◆ STATED GOAL: Each entry below should be returned exactly as is, with the pictures removed.
** START OF RECORDED INFORMATION **
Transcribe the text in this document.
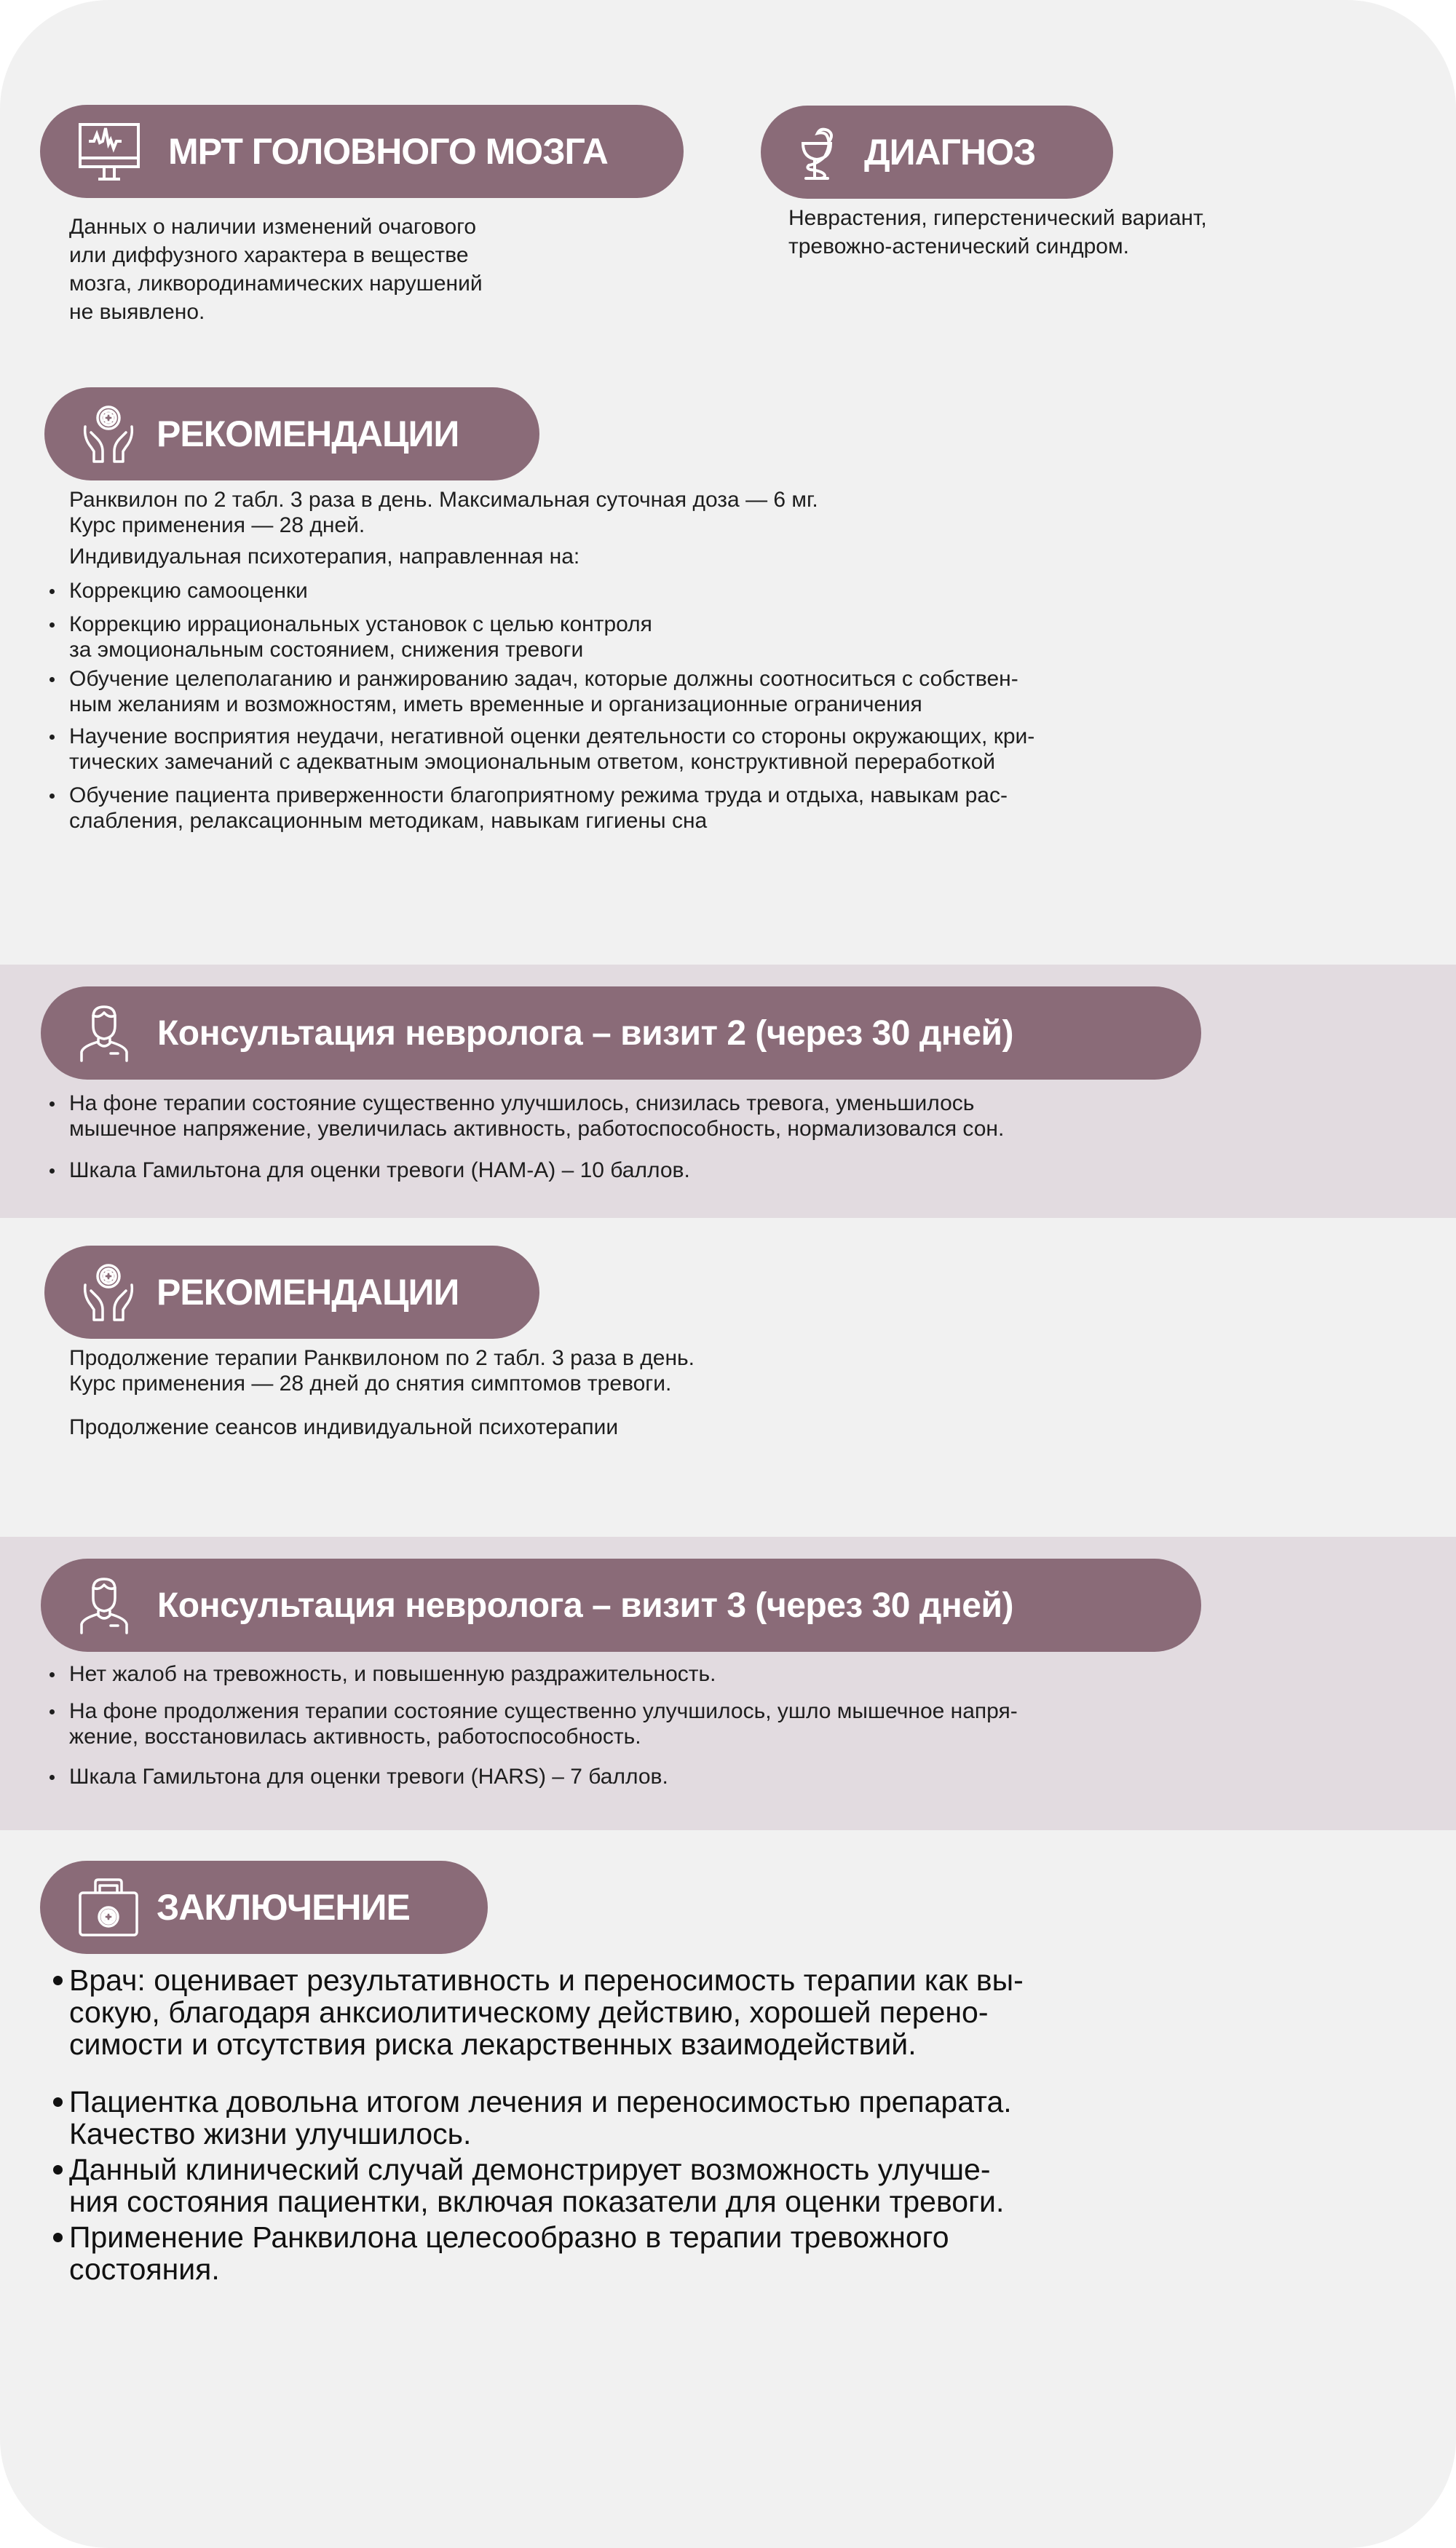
МРТ ГОЛОВНОГО МОЗГА
Данных о наличии изменений очагового
или диффузного характера в веществе
мозга, ликвородинамических нарушений
не выявлено.
ДИАГНОЗ
Неврастения, гиперстенический вариант,
тревожно-астенический синдром.
РЕКОМЕНДАЦИИ
Ранквилон по 2 табл. 3 раза в день. Максимальная суточная доза — 6 мг.
Курс применения — 28 дней.
Индивидуальная психотерапия, направленная на:
Коррекцию самооценки
Коррекцию иррациональных установок с целью контроля
за эмоциональным состоянием, снижения тревоги
Обучение целеполаганию и ранжированию задач, которые должны соотноситься с собствен-
ным желаниям и возможностям, иметь временные и организационные ограничения
Научение восприятия неудачи, негативной оценки деятельности со стороны окружающих, кри-
тических замечаний с адекватным эмоциональным ответом, конструктивной переработкой
Обучение пациента приверженности благоприятному режима труда и отдыха, навыкам рас-
слабления, релаксационным методикам, навыкам гигиены сна
Консультация невролога – визит 2 (через 30 дней)
На фоне терапии состояние существенно улучшилось, снизилась тревога, уменьшилось
мышечное напряжение, увеличилась активность, работоспособность, нормализовался сон.
Шкала Гамильтона для оценки тревоги (HAM-A) – 10 баллов.
РЕКОМЕНДАЦИИ
Продолжение терапии Ранквилоном по 2 табл. 3 раза в день.
Курс применения — 28 дней до снятия симптомов тревоги.
Продолжение сеансов индивидуальной психотерапии
Консультация невролога – визит 3 (через 30 дней)
Нет жалоб на тревожность, и повышенную раздражительность.
На фоне продолжения терапии состояние существенно улучшилось, ушло мышечное напря-
жение, восстановилась активность, работоспособность.
Шкала Гамильтона для оценки тревоги (HARS) – 7 баллов.
ЗАКЛЮЧЕНИЕ
Врач: оценивает результативность и переносимость терапии как вы-
сокую, благодаря анксиолитическому действию, хорошей перено-
симости и отсутствия риска лекарственных взаимодействий.
Пациентка довольна итогом лечения и переносимостью препарата.
Качество жизни улучшилось.
Данный клинический случай демонстрирует возможность улучше-
ния состояния пациентки, включая показатели для оценки тревоги.
Применение Ранквилона целесообразно в терапии тревожного
состояния.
** END OF RECORDED INFORMATION **
◆ FINAL ANSWER:
Transcribe the text in this document.
МРТ ГОЛОВНОГО МОЗГА
Данных о наличии изменений очагового
или диффузного характера в веществе
мозга, ликвородинамических нарушений
не выявлено.
ДИАГНОЗ
Неврастения, гиперстенический вариант,
тревожно-астенический синдром.
РЕКОМЕНДАЦИИ
Ранквилон по 2 табл. 3 раза в день. Максимальная суточная доза — 6 мг.
Курс применения — 28 дней.
Индивидуальная психотерапия, направленная на:
Коррекцию самооценки
Коррекцию иррациональных установок с целью контроля
за эмоциональным состоянием, снижения тревоги
Обучение целеполаганию и ранжированию задач, которые должны соотноситься с собствен-
ным желаниям и возможностям, иметь временные и организационные ограничения
Научение восприятия неудачи, негативной оценки деятельности со стороны окружающих, кри-
тических замечаний с адекватным эмоциональным ответом, конструктивной переработкой
Обучение пациента приверженности благоприятному режима труда и отдыха, навыкам рас-
слабления, релаксационным методикам, навыкам гигиены сна
Консультация невролога – визит 2 (через 30 дней)
На фоне терапии состояние существенно улучшилось, снизилась тревога, уменьшилось
мышечное напряжение, увеличилась активность, работоспособность, нормализовался сон.
Шкала Гамильтона для оценки тревоги (HAM-A) – 10 баллов.
РЕКОМЕНДАЦИИ
Продолжение терапии Ранквилоном по 2 табл. 3 раза в день.
Курс применения — 28 дней до снятия симптомов тревоги.
Продолжение сеансов индивидуальной психотерапии
Консультация невролога – визит 3 (через 30 дней)
Нет жалоб на тревожность, и повышенную раздражительность.
На фоне продолжения терапии состояние существенно улучшилось, ушло мышечное напря-
жение, восстановилась активность, работоспособность.
Шкала Гамильтона для оценки тревоги (HARS) – 7 баллов.
ЗАКЛЮЧЕНИЕ
Врач: оценивает результативность и переносимость терапии как вы-
сокую, благодаря анксиолитическому действию, хорошей перено-
симости и отсутствия риска лекарственных взаимодействий.
Пациентка довольна итогом лечения и переносимостью препарата.
Качество жизни улучшилось.
Данный клинический случай демонстрирует возможность улучше-
ния состояния пациентки, включая показатели для оценки тревоги.
Применение Ранквилона целесообразно в терапии тревожного
состояния.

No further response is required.